[start EXERCISE MATERIALS]

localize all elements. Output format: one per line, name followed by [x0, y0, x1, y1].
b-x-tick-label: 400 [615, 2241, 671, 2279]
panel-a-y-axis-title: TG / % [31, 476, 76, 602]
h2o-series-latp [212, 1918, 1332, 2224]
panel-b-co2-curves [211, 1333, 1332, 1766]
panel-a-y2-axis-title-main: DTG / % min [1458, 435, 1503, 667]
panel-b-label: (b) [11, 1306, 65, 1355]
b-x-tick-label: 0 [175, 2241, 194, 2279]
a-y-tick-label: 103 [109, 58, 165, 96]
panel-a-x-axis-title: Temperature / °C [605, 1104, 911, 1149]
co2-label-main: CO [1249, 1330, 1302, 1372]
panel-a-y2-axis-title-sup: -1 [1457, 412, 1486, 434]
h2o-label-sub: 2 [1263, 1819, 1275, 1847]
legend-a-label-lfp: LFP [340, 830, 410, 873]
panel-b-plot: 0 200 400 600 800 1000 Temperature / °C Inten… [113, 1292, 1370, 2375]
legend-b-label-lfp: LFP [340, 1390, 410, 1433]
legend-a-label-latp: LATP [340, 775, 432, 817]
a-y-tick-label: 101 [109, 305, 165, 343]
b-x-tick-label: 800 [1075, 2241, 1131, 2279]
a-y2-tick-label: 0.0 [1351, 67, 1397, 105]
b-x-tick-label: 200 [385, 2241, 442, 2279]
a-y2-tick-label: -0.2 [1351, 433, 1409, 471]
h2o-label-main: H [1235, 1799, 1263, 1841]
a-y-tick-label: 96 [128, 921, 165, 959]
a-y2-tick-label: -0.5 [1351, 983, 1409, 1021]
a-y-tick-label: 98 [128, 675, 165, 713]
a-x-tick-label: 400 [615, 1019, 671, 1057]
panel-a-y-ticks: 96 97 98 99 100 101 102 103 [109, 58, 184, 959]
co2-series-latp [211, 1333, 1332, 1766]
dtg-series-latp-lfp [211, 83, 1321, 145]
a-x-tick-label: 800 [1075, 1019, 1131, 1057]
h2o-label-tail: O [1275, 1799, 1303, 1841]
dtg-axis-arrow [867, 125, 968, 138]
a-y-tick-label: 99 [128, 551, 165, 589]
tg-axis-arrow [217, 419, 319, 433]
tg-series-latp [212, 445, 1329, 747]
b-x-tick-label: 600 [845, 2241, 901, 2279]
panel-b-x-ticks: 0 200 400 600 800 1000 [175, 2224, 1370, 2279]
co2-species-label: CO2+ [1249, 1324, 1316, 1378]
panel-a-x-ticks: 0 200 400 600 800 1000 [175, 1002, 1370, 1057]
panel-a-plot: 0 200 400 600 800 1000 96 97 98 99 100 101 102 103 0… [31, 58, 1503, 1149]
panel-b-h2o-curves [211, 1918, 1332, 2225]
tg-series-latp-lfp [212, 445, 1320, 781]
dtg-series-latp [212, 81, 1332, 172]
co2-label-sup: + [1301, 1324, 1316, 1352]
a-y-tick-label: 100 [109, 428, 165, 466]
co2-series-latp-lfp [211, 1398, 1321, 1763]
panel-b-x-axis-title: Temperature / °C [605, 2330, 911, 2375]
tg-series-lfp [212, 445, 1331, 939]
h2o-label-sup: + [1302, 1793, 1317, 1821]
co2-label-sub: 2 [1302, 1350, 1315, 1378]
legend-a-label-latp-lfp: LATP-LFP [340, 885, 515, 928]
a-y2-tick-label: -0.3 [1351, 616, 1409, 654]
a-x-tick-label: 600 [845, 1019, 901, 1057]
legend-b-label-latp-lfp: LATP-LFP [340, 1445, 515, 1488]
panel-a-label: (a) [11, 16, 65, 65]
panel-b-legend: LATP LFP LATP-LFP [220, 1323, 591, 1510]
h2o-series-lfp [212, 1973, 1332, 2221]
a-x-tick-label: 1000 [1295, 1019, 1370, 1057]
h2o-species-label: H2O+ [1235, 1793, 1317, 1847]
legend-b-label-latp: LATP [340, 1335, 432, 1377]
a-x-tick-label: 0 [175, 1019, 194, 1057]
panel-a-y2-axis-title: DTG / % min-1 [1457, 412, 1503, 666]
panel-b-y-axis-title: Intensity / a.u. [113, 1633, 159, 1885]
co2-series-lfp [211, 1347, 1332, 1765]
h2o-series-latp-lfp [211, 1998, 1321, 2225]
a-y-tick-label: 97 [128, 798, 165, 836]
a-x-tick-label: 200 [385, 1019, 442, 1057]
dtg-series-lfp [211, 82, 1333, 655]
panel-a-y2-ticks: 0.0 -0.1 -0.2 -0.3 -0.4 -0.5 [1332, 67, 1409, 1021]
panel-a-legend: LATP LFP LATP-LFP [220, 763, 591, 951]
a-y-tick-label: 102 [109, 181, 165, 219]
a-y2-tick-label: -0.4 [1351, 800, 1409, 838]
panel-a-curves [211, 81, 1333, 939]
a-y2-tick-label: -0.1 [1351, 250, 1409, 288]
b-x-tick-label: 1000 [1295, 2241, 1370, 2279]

[end EXERCISE MATERIALS]

TASK TO CARRY OUT ::
Rewrite the records from their start through the line containing "panel-a-y2-axis-title-sup: -1 [1457, 412, 1486, 434]", replacing every "b-x-tick-label" with "panel-b-x-tick-label" and leaving everything else unchanged.

RESPONSE TO THIS TASK ::
localize all elements. Output format: one per line, name followed by [x0, y0, x1, y1].
panel-b-x-tick-label: 400 [615, 2241, 671, 2279]
panel-a-y-axis-title: TG / % [31, 476, 76, 602]
h2o-series-latp [212, 1918, 1332, 2224]
panel-b-co2-curves [211, 1333, 1332, 1766]
panel-a-y2-axis-title-main: DTG / % min [1458, 435, 1503, 667]
panel-b-label: (b) [11, 1306, 65, 1355]
panel-b-x-tick-label: 0 [175, 2241, 194, 2279]
a-y-tick-label: 103 [109, 58, 165, 96]
panel-a-x-axis-title: Temperature / °C [605, 1104, 911, 1149]
co2-label-main: CO [1249, 1330, 1302, 1372]
panel-a-y2-axis-title-sup: -1 [1457, 412, 1486, 434]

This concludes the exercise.